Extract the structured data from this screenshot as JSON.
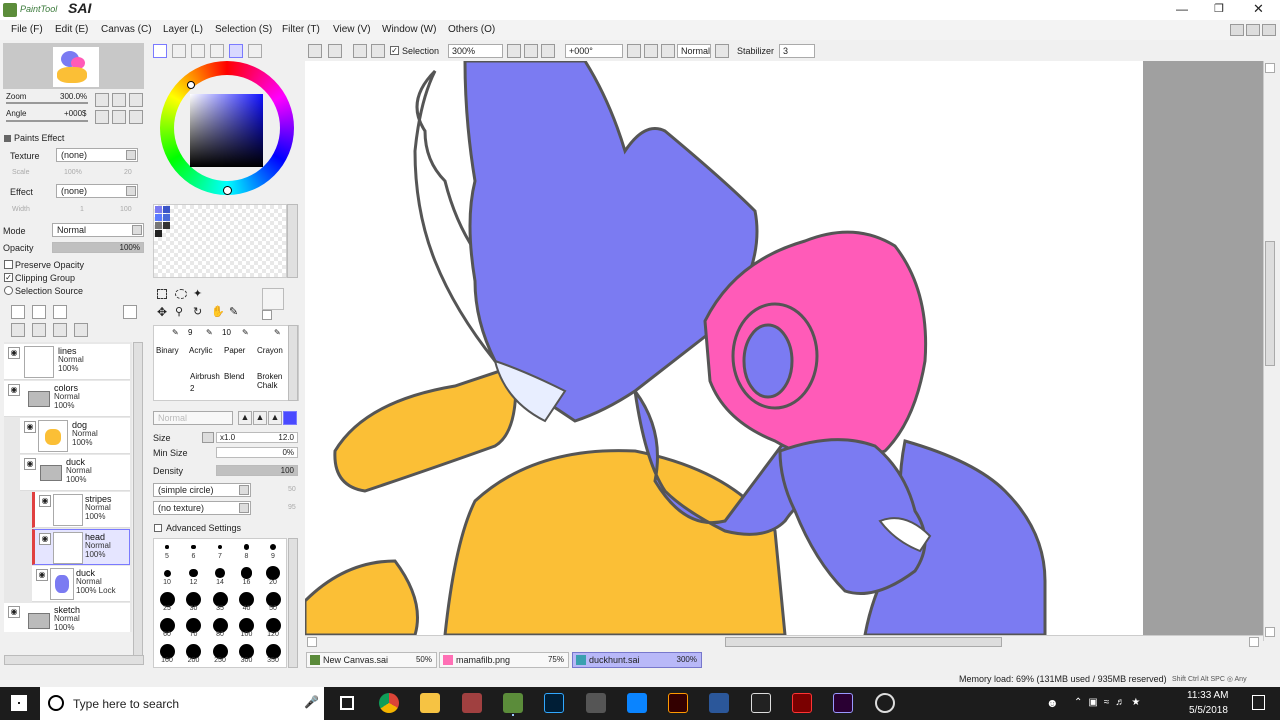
{
  "app": {
    "logo_text": "PaintTool",
    "name": "SAI"
  },
  "menu": [
    "File (F)",
    "Edit (E)",
    "Canvas (C)",
    "Layer (L)",
    "Selection (S)",
    "Filter (T)",
    "View (V)",
    "Window (W)",
    "Others (O)"
  ],
  "toolbar": {
    "selection_label": "Selection",
    "selection_checked": true,
    "zoom": "300%",
    "angle": "+000°",
    "blend_mode": "Normal",
    "stabilizer_label": "Stabilizer",
    "stabilizer_value": "3"
  },
  "navigator": {
    "zoom_label": "Zoom",
    "zoom_value": "300.0%",
    "angle_label": "Angle",
    "angle_value": "+000$"
  },
  "paints_effect": {
    "title": "Paints Effect",
    "texture_label": "Texture",
    "texture_value": "(none)",
    "scale_label": "Scale",
    "scale_value": "100%",
    "scale_num": "20",
    "effect_label": "Effect",
    "effect_value": "(none)",
    "width_label": "Width",
    "width_value": "1",
    "width_num": "100"
  },
  "layer_props": {
    "mode_label": "Mode",
    "mode_value": "Normal",
    "opacity_label": "Opacity",
    "opacity_value": "100%",
    "opacity_fraction": 1.0,
    "preserve_opacity": "Preserve Opacity",
    "clipping_group": "Clipping Group",
    "selection_source": "Selection Source"
  },
  "layers": [
    {
      "name": "lines",
      "mode": "Normal",
      "opacity": "100%",
      "indent": 0,
      "type": "layer",
      "selected": false
    },
    {
      "name": "colors",
      "mode": "Normal",
      "opacity": "100%",
      "indent": 0,
      "type": "folder",
      "selected": false
    },
    {
      "name": "dog",
      "mode": "Normal",
      "opacity": "100%",
      "indent": 1,
      "type": "layer",
      "selected": false
    },
    {
      "name": "duck",
      "mode": "Normal",
      "opacity": "100%",
      "indent": 1,
      "type": "folder",
      "selected": false
    },
    {
      "name": "stripes",
      "mode": "Normal",
      "opacity": "100%",
      "indent": 2,
      "type": "layer",
      "selected": false
    },
    {
      "name": "head",
      "mode": "Normal",
      "opacity": "100%",
      "indent": 2,
      "type": "layer",
      "selected": true
    },
    {
      "name": "duck",
      "mode": "Normal",
      "opacity": "100% Lock",
      "indent": 2,
      "type": "layer",
      "selected": false
    },
    {
      "name": "sketch",
      "mode": "Normal",
      "opacity": "100%",
      "indent": 0,
      "type": "folder",
      "selected": false
    }
  ],
  "brushes": {
    "sizes_row": [
      "9",
      "10"
    ],
    "row1": [
      "Binary",
      "Acrylic",
      "Paper",
      "Crayon"
    ],
    "row2": [
      "Airbrush",
      "Blend",
      "Broken Chalk"
    ],
    "airbrush_size": "2",
    "mode": "Normal"
  },
  "brush_settings": {
    "size_label": "Size",
    "size_mult": "x1.0",
    "size_value": "12.0",
    "min_size_label": "Min Size",
    "min_size_value": "0%",
    "density_label": "Density",
    "density_value": "100",
    "shape": "(simple circle)",
    "shape_num": "50",
    "texture": "(no texture)",
    "texture_num": "95",
    "advanced": "Advanced Settings"
  },
  "brush_sizes": [
    "5",
    "6",
    "7",
    "8",
    "9",
    "10",
    "12",
    "14",
    "16",
    "20",
    "25",
    "30",
    "35",
    "40",
    "50",
    "60",
    "70",
    "80",
    "100",
    "120",
    "160",
    "200",
    "250",
    "300",
    "350"
  ],
  "tabs": [
    {
      "name": "New Canvas.sai",
      "zoom": "50%",
      "active": false
    },
    {
      "name": "mamafilb.png",
      "zoom": "75%",
      "active": false
    },
    {
      "name": "duckhunt.sai",
      "zoom": "300%",
      "active": true
    }
  ],
  "status": {
    "memory": "Memory load: 69% (131MB used / 935MB reserved)",
    "keys": "Shift Ctrl Alt SPC ◎ Any"
  },
  "taskbar": {
    "search_placeholder": "Type here to search",
    "time": "11:33 AM",
    "date": "5/5/2018"
  },
  "colors": {
    "accent": "#7a7aff",
    "duck_blue": "#7b7bf2",
    "pink": "#ff5bb8",
    "yellow": "#fbbf36"
  }
}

+===+

Exclude the images, then output the data above word for word.

#### EXERCISE RESPONSE:
Extract the structured data from this screenshot as JSON.
{
  "app": {
    "logo_text": "PaintTool",
    "name": "SAI"
  },
  "menu": [
    "File (F)",
    "Edit (E)",
    "Canvas (C)",
    "Layer (L)",
    "Selection (S)",
    "Filter (T)",
    "View (V)",
    "Window (W)",
    "Others (O)"
  ],
  "toolbar": {
    "selection_label": "Selection",
    "selection_checked": true,
    "zoom": "300%",
    "angle": "+000°",
    "blend_mode": "Normal",
    "stabilizer_label": "Stabilizer",
    "stabilizer_value": "3"
  },
  "navigator": {
    "zoom_label": "Zoom",
    "zoom_value": "300.0%",
    "angle_label": "Angle",
    "angle_value": "+000$"
  },
  "paints_effect": {
    "title": "Paints Effect",
    "texture_label": "Texture",
    "texture_value": "(none)",
    "scale_label": "Scale",
    "scale_value": "100%",
    "scale_num": "20",
    "effect_label": "Effect",
    "effect_value": "(none)",
    "width_label": "Width",
    "width_value": "1",
    "width_num": "100"
  },
  "layer_props": {
    "mode_label": "Mode",
    "mode_value": "Normal",
    "opacity_label": "Opacity",
    "opacity_value": "100%",
    "opacity_fraction": 1.0,
    "preserve_opacity": "Preserve Opacity",
    "clipping_group": "Clipping Group",
    "selection_source": "Selection Source"
  },
  "layers": [
    {
      "name": "lines",
      "mode": "Normal",
      "opacity": "100%",
      "indent": 0,
      "type": "layer",
      "selected": false
    },
    {
      "name": "colors",
      "mode": "Normal",
      "opacity": "100%",
      "indent": 0,
      "type": "folder",
      "selected": false
    },
    {
      "name": "dog",
      "mode": "Normal",
      "opacity": "100%",
      "indent": 1,
      "type": "layer",
      "selected": false
    },
    {
      "name": "duck",
      "mode": "Normal",
      "opacity": "100%",
      "indent": 1,
      "type": "folder",
      "selected": false
    },
    {
      "name": "stripes",
      "mode": "Normal",
      "opacity": "100%",
      "indent": 2,
      "type": "layer",
      "selected": false
    },
    {
      "name": "head",
      "mode": "Normal",
      "opacity": "100%",
      "indent": 2,
      "type": "layer",
      "selected": true
    },
    {
      "name": "duck",
      "mode": "Normal",
      "opacity": "100% Lock",
      "indent": 2,
      "type": "layer",
      "selected": false
    },
    {
      "name": "sketch",
      "mode": "Normal",
      "opacity": "100%",
      "indent": 0,
      "type": "folder",
      "selected": false
    }
  ],
  "brushes": {
    "sizes_row": [
      "9",
      "10"
    ],
    "row1": [
      "Binary",
      "Acrylic",
      "Paper",
      "Crayon"
    ],
    "row2": [
      "Airbrush",
      "Blend",
      "Broken Chalk"
    ],
    "airbrush_size": "2",
    "mode": "Normal"
  },
  "brush_settings": {
    "size_label": "Size",
    "size_mult": "x1.0",
    "size_value": "12.0",
    "min_size_label": "Min Size",
    "min_size_value": "0%",
    "density_label": "Density",
    "density_value": "100",
    "shape": "(simple circle)",
    "shape_num": "50",
    "texture": "(no texture)",
    "texture_num": "95",
    "advanced": "Advanced Settings"
  },
  "brush_sizes": [
    "5",
    "6",
    "7",
    "8",
    "9",
    "10",
    "12",
    "14",
    "16",
    "20",
    "25",
    "30",
    "35",
    "40",
    "50",
    "60",
    "70",
    "80",
    "100",
    "120",
    "160",
    "200",
    "250",
    "300",
    "350"
  ],
  "tabs": [
    {
      "name": "New Canvas.sai",
      "zoom": "50%",
      "active": false
    },
    {
      "name": "mamafilb.png",
      "zoom": "75%",
      "active": false
    },
    {
      "name": "duckhunt.sai",
      "zoom": "300%",
      "active": true
    }
  ],
  "status": {
    "memory": "Memory load: 69% (131MB used / 935MB reserved)",
    "keys": "Shift Ctrl Alt SPC ◎ Any"
  },
  "taskbar": {
    "search_placeholder": "Type here to search",
    "time": "11:33 AM",
    "date": "5/5/2018"
  },
  "colors": {
    "accent": "#7a7aff",
    "duck_blue": "#7b7bf2",
    "pink": "#ff5bb8",
    "yellow": "#fbbf36"
  }
}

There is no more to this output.